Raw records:

----------------

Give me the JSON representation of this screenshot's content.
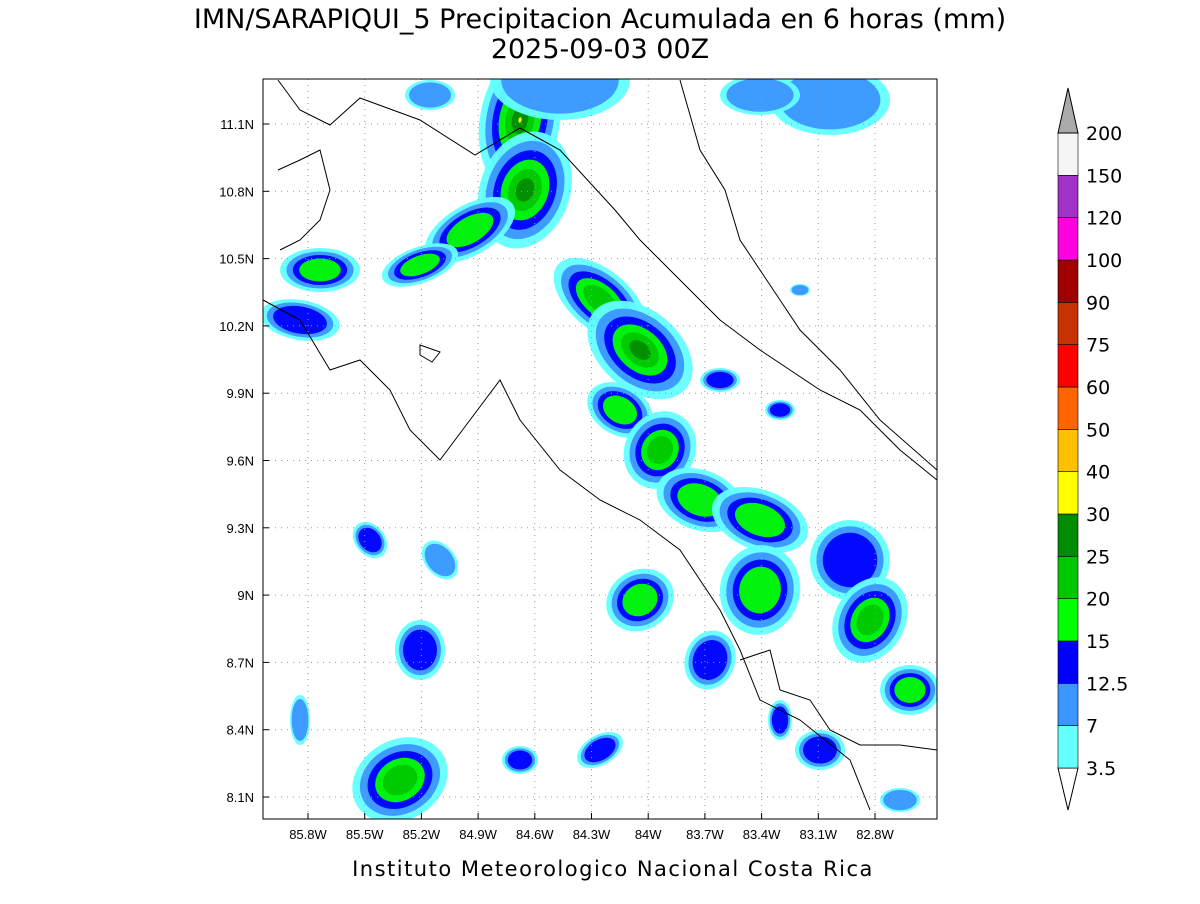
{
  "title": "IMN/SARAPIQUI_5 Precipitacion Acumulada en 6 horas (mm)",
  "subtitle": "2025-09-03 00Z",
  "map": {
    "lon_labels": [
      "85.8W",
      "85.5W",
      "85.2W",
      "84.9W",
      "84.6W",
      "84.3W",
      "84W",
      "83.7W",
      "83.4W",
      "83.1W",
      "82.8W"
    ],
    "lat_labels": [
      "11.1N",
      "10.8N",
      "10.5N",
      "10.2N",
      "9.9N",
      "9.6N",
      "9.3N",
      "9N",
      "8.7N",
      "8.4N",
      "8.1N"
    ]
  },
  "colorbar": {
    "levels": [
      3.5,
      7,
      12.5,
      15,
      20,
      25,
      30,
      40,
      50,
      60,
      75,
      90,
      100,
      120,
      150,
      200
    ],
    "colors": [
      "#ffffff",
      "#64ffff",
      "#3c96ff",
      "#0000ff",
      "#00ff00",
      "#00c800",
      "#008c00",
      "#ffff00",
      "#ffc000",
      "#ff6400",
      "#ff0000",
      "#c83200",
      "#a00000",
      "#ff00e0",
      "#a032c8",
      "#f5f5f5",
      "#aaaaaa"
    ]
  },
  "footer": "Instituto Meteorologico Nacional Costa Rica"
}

----------------

▶ [Instruction]:
Quote each record exactly as it stands, minus the pictures.

▶ [Task response]:
Give me the JSON representation of this screenshot's content.
{
  "title": "IMN/SARAPIQUI_5 Precipitacion Acumulada en 6 horas (mm)",
  "subtitle": "2025-09-03 00Z",
  "map": {
    "lon_labels": [
      "85.8W",
      "85.5W",
      "85.2W",
      "84.9W",
      "84.6W",
      "84.3W",
      "84W",
      "83.7W",
      "83.4W",
      "83.1W",
      "82.8W"
    ],
    "lat_labels": [
      "11.1N",
      "10.8N",
      "10.5N",
      "10.2N",
      "9.9N",
      "9.6N",
      "9.3N",
      "9N",
      "8.7N",
      "8.4N",
      "8.1N"
    ]
  },
  "colorbar": {
    "levels": [
      3.5,
      7,
      12.5,
      15,
      20,
      25,
      30,
      40,
      50,
      60,
      75,
      90,
      100,
      120,
      150,
      200
    ],
    "colors": [
      "#ffffff",
      "#64ffff",
      "#3c96ff",
      "#0000ff",
      "#00ff00",
      "#00c800",
      "#008c00",
      "#ffff00",
      "#ffc000",
      "#ff6400",
      "#ff0000",
      "#c83200",
      "#a00000",
      "#ff00e0",
      "#a032c8",
      "#f5f5f5",
      "#aaaaaa"
    ]
  },
  "footer": "Instituto Meteorologico Nacional Costa Rica"
}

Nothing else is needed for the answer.